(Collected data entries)
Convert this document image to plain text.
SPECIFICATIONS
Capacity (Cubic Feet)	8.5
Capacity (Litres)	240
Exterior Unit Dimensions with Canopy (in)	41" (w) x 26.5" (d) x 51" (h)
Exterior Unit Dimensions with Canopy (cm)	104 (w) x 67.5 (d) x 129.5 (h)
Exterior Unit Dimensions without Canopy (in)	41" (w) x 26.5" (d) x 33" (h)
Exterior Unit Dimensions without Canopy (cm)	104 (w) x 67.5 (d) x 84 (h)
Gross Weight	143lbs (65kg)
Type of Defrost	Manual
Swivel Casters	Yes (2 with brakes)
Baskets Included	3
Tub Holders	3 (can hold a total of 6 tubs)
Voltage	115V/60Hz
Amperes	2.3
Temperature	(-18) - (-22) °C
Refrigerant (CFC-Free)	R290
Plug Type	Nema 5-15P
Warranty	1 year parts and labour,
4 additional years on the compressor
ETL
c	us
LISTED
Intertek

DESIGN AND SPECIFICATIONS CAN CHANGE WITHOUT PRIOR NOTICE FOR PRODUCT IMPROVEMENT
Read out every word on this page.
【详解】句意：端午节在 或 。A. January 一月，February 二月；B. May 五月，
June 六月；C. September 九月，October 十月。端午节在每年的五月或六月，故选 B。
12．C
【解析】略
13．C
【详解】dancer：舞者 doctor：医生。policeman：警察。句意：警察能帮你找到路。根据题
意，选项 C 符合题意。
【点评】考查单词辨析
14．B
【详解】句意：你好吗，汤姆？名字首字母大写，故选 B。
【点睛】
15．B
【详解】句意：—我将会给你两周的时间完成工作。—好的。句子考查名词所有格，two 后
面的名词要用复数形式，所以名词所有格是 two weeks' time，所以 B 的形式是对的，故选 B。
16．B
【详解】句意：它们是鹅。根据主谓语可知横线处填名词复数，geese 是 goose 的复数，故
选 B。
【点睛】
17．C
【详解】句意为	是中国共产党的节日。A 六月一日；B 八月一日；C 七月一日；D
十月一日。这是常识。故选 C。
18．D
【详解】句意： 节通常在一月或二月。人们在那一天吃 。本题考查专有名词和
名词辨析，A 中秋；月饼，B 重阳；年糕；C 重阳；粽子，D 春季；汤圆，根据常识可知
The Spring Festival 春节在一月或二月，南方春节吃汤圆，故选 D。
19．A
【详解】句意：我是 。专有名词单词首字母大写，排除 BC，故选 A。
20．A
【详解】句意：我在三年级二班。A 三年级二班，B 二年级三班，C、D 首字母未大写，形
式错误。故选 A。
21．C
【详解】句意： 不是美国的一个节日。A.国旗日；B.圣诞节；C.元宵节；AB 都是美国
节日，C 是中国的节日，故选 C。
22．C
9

◆ **Challenge**
Copy the material above, line for line.

◆ **Full output**
Convert this document image to plain text.
SPECIFICATIONS
Capacity (Cubic Feet)	8.5
Capacity (Litres)	240
Exterior Unit Dimensions with Canopy (in)	41" (w) x 26.5" (d) x 51" (h)
Exterior Unit Dimensions with Canopy (cm)	104 (w) x 67.5 (d) x 129.5 (h)
Exterior Unit Dimensions without Canopy (in)	41" (w) x 26.5" (d) x 33" (h)
Exterior Unit Dimensions without Canopy (cm)	104 (w) x 67.5 (d) x 84 (h)
Gross Weight	143lbs (65kg)
Type of Defrost	Manual
Swivel Casters	Yes (2 with brakes)
Baskets Included	3
Tub Holders	3 (can hold a total of 6 tubs)
Voltage	115V/60Hz
Amperes	2.3
Temperature	(-18) - (-22) °C
Refrigerant (CFC-Free)	R290
Plug Type	Nema 5-15P
Warranty	1 year parts and labour,
4 additional years on the compressor
ETL
c	us
LISTED
Intertek

DESIGN AND SPECIFICATIONS CAN CHANGE WITHOUT PRIOR NOTICE FOR PRODUCT IMPROVEMENT
Read out every word on this page.
【详解】句意：端午节在 或 。A. January 一月，February 二月；B. May 五月，
June 六月；C. September 九月，October 十月。端午节在每年的五月或六月，故选 B。
12．C
【解析】略
13．C
【详解】dancer：舞者 doctor：医生。policeman：警察。句意：警察能帮你找到路。根据题
意，选项 C 符合题意。
【点评】考查单词辨析
14．B
【详解】句意：你好吗，汤姆？名字首字母大写，故选 B。
【点睛】
15．B
【详解】句意：—我将会给你两周的时间完成工作。—好的。句子考查名词所有格，two 后
面的名词要用复数形式，所以名词所有格是 two weeks' time，所以 B 的形式是对的，故选 B。
16．B
【详解】句意：它们是鹅。根据主谓语可知横线处填名词复数，geese 是 goose 的复数，故
选 B。
【点睛】
17．C
【详解】句意为	是中国共产党的节日。A 六月一日；B 八月一日；C 七月一日；D
十月一日。这是常识。故选 C。
18．D
【详解】句意： 节通常在一月或二月。人们在那一天吃 。本题考查专有名词和
名词辨析，A 中秋；月饼，B 重阳；年糕；C 重阳；粽子，D 春季；汤圆，根据常识可知
The Spring Festival 春节在一月或二月，南方春节吃汤圆，故选 D。
19．A
【详解】句意：我是 。专有名词单词首字母大写，排除 BC，故选 A。
20．A
【详解】句意：我在三年级二班。A 三年级二班，B 二年级三班，C、D 首字母未大写，形
式错误。故选 A。
21．C
【详解】句意： 不是美国的一个节日。A.国旗日；B.圣诞节；C.元宵节；AB 都是美国
节日，C 是中国的节日，故选 C。
22．C
9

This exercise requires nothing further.